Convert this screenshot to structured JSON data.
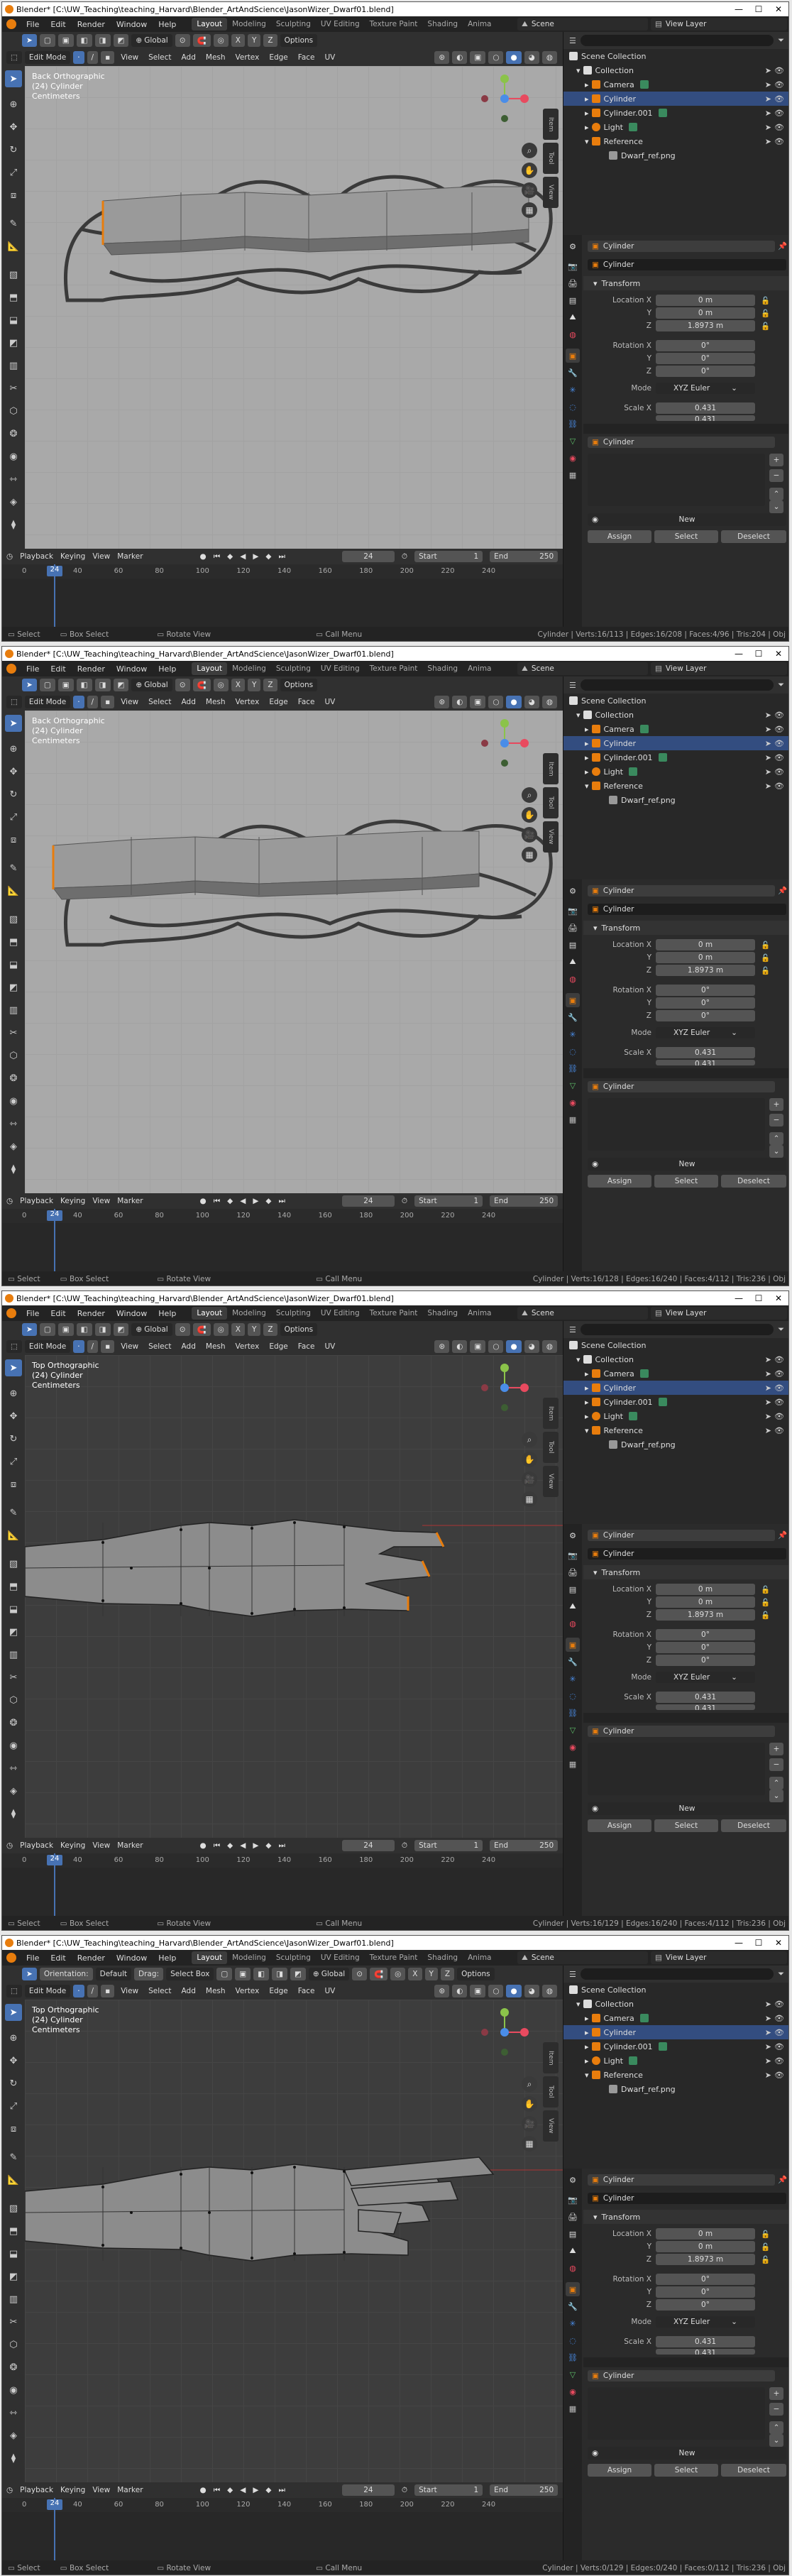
{
  "title": "Blender* [C:\\UW_Teaching\\teaching_Harvard\\Blender_ArtAndScience\\JasonWizer_Dwarf01.blend]",
  "window_buttons": [
    "—",
    "☐",
    "✕"
  ],
  "menu": [
    "File",
    "Edit",
    "Render",
    "Window",
    "Help"
  ],
  "workspaces": [
    "Layout",
    "Modeling",
    "Sculpting",
    "UV Editing",
    "Texture Paint",
    "Shading",
    "Anima"
  ],
  "scene": "Scene",
  "view_layer": "View Layer",
  "header": {
    "mode": "Edit Mode",
    "menus": [
      "View",
      "Select",
      "Add",
      "Mesh",
      "Vertex",
      "Edge",
      "Face",
      "UV"
    ],
    "transform": "Global",
    "axes": [
      "X",
      "Y",
      "Z"
    ],
    "options": "Options",
    "orientation_label": "Orientation:",
    "orientation_value": "Default",
    "drag_label": "Drag:",
    "drag_value": "Select Box"
  },
  "outliner": {
    "items": [
      "Scene Collection",
      "Collection",
      "Camera",
      "Cylinder",
      "Cylinder.001",
      "Light",
      "Reference",
      "Dwarf_ref.png"
    ]
  },
  "sidebar_tabs": [
    "Item",
    "Tool",
    "View"
  ],
  "properties": {
    "object_name": "Cylinder",
    "mesh_name": "Cylinder",
    "transform_label": "Transform",
    "location_label": "Location X",
    "y_label": "Y",
    "z_label": "Z",
    "location": [
      "0 m",
      "0 m",
      "1.8973 m"
    ],
    "rotation_label": "Rotation X",
    "rotation": [
      "0°",
      "0°",
      "0°"
    ],
    "mode_label": "Mode",
    "mode_value": "XYZ Euler",
    "scale_label": "Scale X",
    "scale": [
      "0.431",
      "0.431"
    ],
    "material_slot": "Cylinder",
    "new": "New",
    "assign": "Assign",
    "select": "Select",
    "deselect": "Deselect"
  },
  "timeline": {
    "menus": [
      "Playback",
      "Keying",
      "View",
      "Marker"
    ],
    "current_frame": "24",
    "start_label": "Start",
    "start": "1",
    "end_label": "End",
    "end": "250",
    "ruler": [
      "0",
      "40",
      "60",
      "80",
      "100",
      "120",
      "140",
      "160",
      "180",
      "200",
      "220",
      "240"
    ]
  },
  "status": {
    "select": "Select",
    "box_select": "Box Select",
    "rotate_view": "Rotate View",
    "call_menu": "Call Menu"
  },
  "screens": [
    {
      "view_name": "Back Orthographic",
      "object_line": "(24) Cylinder",
      "units": "Centimeters",
      "stats": "Cylinder | Verts:16/113 | Edges:16/208 | Faces:4/96 | Tris:204 | Obj",
      "has_orientation_header": false,
      "viewport_style": "grey"
    },
    {
      "view_name": "Back Orthographic",
      "object_line": "(24) Cylinder",
      "units": "Centimeters",
      "stats": "Cylinder | Verts:16/128 | Edges:16/240 | Faces:4/112 | Tris:236 | Obj",
      "has_orientation_header": false,
      "viewport_style": "grey"
    },
    {
      "view_name": "Top Orthographic",
      "object_line": "(24) Cylinder",
      "units": "Centimeters",
      "stats": "Cylinder | Verts:16/129 | Edges:16/240 | Faces:4/112 | Tris:236 | Obj",
      "has_orientation_header": false,
      "viewport_style": "dark"
    },
    {
      "view_name": "Top Orthographic",
      "object_line": "(24) Cylinder",
      "units": "Centimeters",
      "stats": "Cylinder | Verts:0/129 | Edges:0/240 | Faces:0/112 | Tris:236 | Obj",
      "has_orientation_header": true,
      "viewport_style": "dark"
    }
  ],
  "colors": {
    "accent": "#4772b3",
    "selected_row": "#334d80",
    "blender_orange": "#e87d0d",
    "axis_x": "#e84a5f",
    "axis_y": "#8bc34a",
    "axis_z": "#4a8de8"
  }
}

# # #

Without the pictures, print the records in full, exactly as they appear.

Convert this screenshot to structured JSON data.
{
  "title": "Blender* [C:\\UW_Teaching\\teaching_Harvard\\Blender_ArtAndScience\\JasonWizer_Dwarf01.blend]",
  "window_buttons": [
    "—",
    "☐",
    "✕"
  ],
  "menu": [
    "File",
    "Edit",
    "Render",
    "Window",
    "Help"
  ],
  "workspaces": [
    "Layout",
    "Modeling",
    "Sculpting",
    "UV Editing",
    "Texture Paint",
    "Shading",
    "Anima"
  ],
  "scene": "Scene",
  "view_layer": "View Layer",
  "header": {
    "mode": "Edit Mode",
    "menus": [
      "View",
      "Select",
      "Add",
      "Mesh",
      "Vertex",
      "Edge",
      "Face",
      "UV"
    ],
    "transform": "Global",
    "axes": [
      "X",
      "Y",
      "Z"
    ],
    "options": "Options",
    "orientation_label": "Orientation:",
    "orientation_value": "Default",
    "drag_label": "Drag:",
    "drag_value": "Select Box"
  },
  "outliner": {
    "items": [
      "Scene Collection",
      "Collection",
      "Camera",
      "Cylinder",
      "Cylinder.001",
      "Light",
      "Reference",
      "Dwarf_ref.png"
    ]
  },
  "sidebar_tabs": [
    "Item",
    "Tool",
    "View"
  ],
  "properties": {
    "object_name": "Cylinder",
    "mesh_name": "Cylinder",
    "transform_label": "Transform",
    "location_label": "Location X",
    "y_label": "Y",
    "z_label": "Z",
    "location": [
      "0 m",
      "0 m",
      "1.8973 m"
    ],
    "rotation_label": "Rotation X",
    "rotation": [
      "0°",
      "0°",
      "0°"
    ],
    "mode_label": "Mode",
    "mode_value": "XYZ Euler",
    "scale_label": "Scale X",
    "scale": [
      "0.431",
      "0.431"
    ],
    "material_slot": "Cylinder",
    "new": "New",
    "assign": "Assign",
    "select": "Select",
    "deselect": "Deselect"
  },
  "timeline": {
    "menus": [
      "Playback",
      "Keying",
      "View",
      "Marker"
    ],
    "current_frame": "24",
    "start_label": "Start",
    "start": "1",
    "end_label": "End",
    "end": "250",
    "ruler": [
      "0",
      "40",
      "60",
      "80",
      "100",
      "120",
      "140",
      "160",
      "180",
      "200",
      "220",
      "240"
    ]
  },
  "status": {
    "select": "Select",
    "box_select": "Box Select",
    "rotate_view": "Rotate View",
    "call_menu": "Call Menu"
  },
  "screens": [
    {
      "view_name": "Back Orthographic",
      "object_line": "(24) Cylinder",
      "units": "Centimeters",
      "stats": "Cylinder | Verts:16/113 | Edges:16/208 | Faces:4/96 | Tris:204 | Obj",
      "has_orientation_header": false,
      "viewport_style": "grey"
    },
    {
      "view_name": "Back Orthographic",
      "object_line": "(24) Cylinder",
      "units": "Centimeters",
      "stats": "Cylinder | Verts:16/128 | Edges:16/240 | Faces:4/112 | Tris:236 | Obj",
      "has_orientation_header": false,
      "viewport_style": "grey"
    },
    {
      "view_name": "Top Orthographic",
      "object_line": "(24) Cylinder",
      "units": "Centimeters",
      "stats": "Cylinder | Verts:16/129 | Edges:16/240 | Faces:4/112 | Tris:236 | Obj",
      "has_orientation_header": false,
      "viewport_style": "dark"
    },
    {
      "view_name": "Top Orthographic",
      "object_line": "(24) Cylinder",
      "units": "Centimeters",
      "stats": "Cylinder | Verts:0/129 | Edges:0/240 | Faces:0/112 | Tris:236 | Obj",
      "has_orientation_header": true,
      "viewport_style": "dark"
    }
  ],
  "colors": {
    "accent": "#4772b3",
    "selected_row": "#334d80",
    "blender_orange": "#e87d0d",
    "axis_x": "#e84a5f",
    "axis_y": "#8bc34a",
    "axis_z": "#4a8de8"
  }
}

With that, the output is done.